Given request: Leave out the pictures and repeat everything else in the records exactly.

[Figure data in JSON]
_____

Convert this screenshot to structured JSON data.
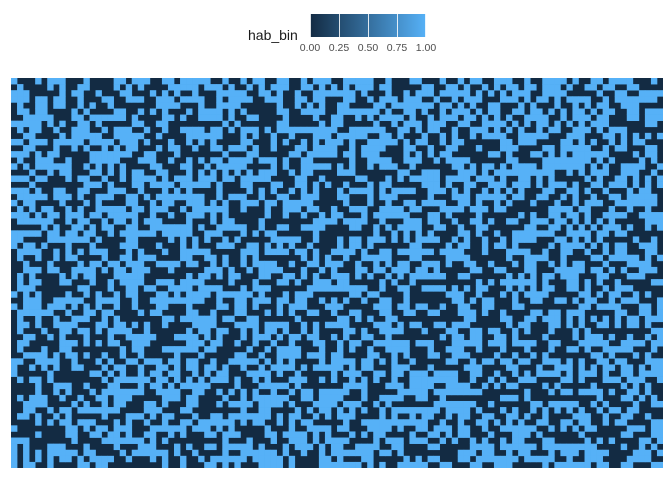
{
  "chart_data": {
    "type": "heatmap",
    "title": "",
    "xlabel": "",
    "ylabel": "",
    "fill_variable": "hab_bin",
    "legend": {
      "title": "hab_bin",
      "placement": "top",
      "ticks": [
        "0.00",
        "0.25",
        "0.50",
        "0.75",
        "1.00"
      ],
      "range": [
        0,
        1
      ]
    },
    "colors": {
      "low": "#132B43",
      "high": "#56B1F7",
      "background": "#ffffff"
    },
    "grid": {
      "columns": 108,
      "rows": 64
    },
    "values_description_note": null,
    "pattern_seed": 7,
    "proportion_habitat": 0.5
  }
}
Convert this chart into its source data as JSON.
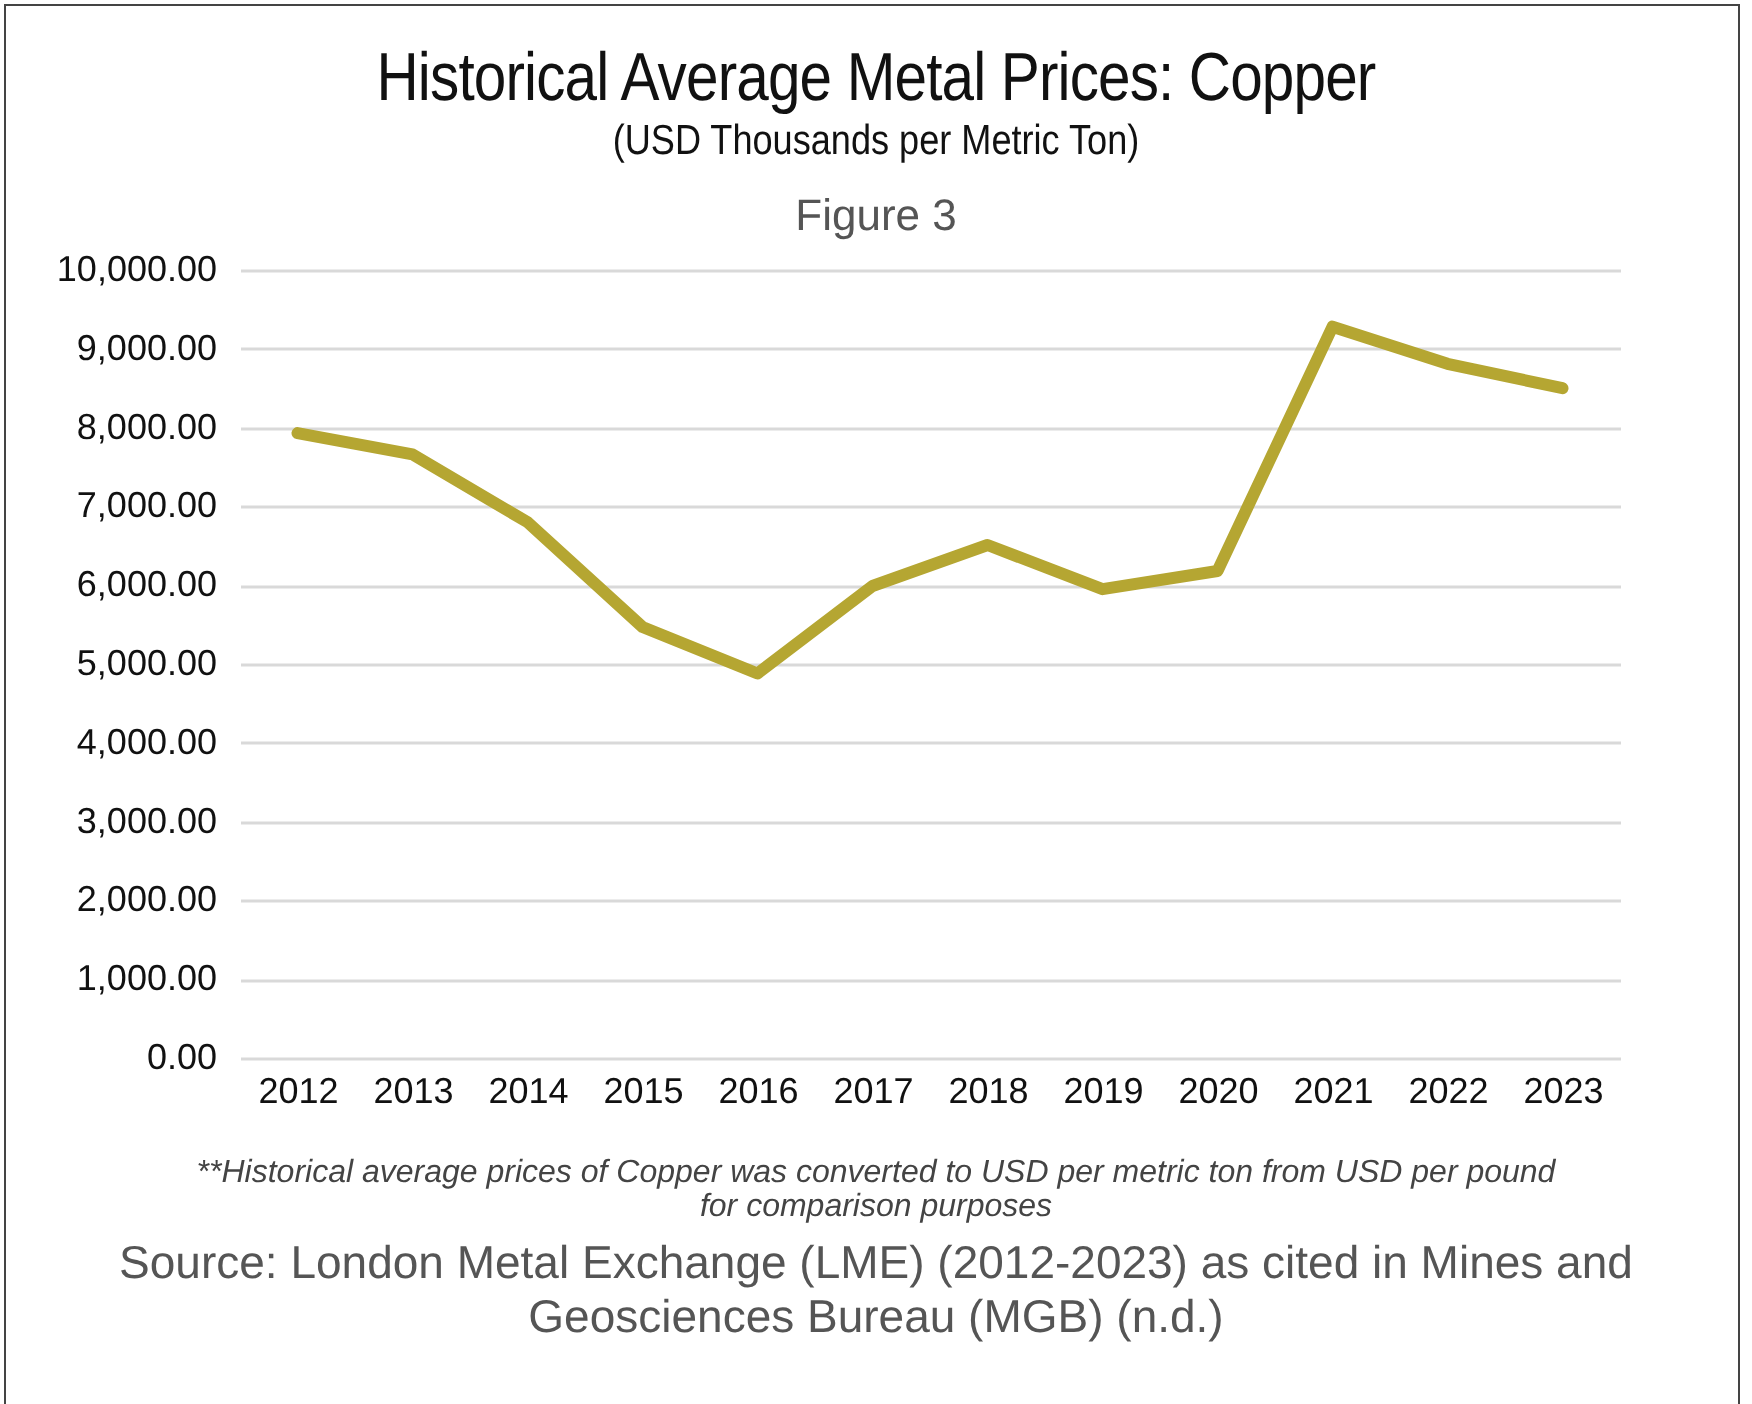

_____

Task output:
Convert this screenshot to structured JSON data.
{
  "chart_data": {
    "type": "heatmap",
    "title": "",
    "xlabel": "",
    "ylabel": "",
    "fill_variable": "hab_bin",
    "legend": {
      "title": "hab_bin",
      "placement": "top",
      "ticks": [
        "0.00",
        "0.25",
        "0.50",
        "0.75",
        "1.00"
      ],
      "range": [
        0,
        1
      ]
    },
    "colors": {
      "low": "#132B43",
      "high": "#56B1F7",
      "background": "#ffffff"
    },
    "grid": {
      "columns": 108,
      "rows": 64
    },
    "values_description_note": null,
    "pattern_seed": 7,
    "proportion_habitat": 0.5
  }
}
Convert this chart into its source data as JSON.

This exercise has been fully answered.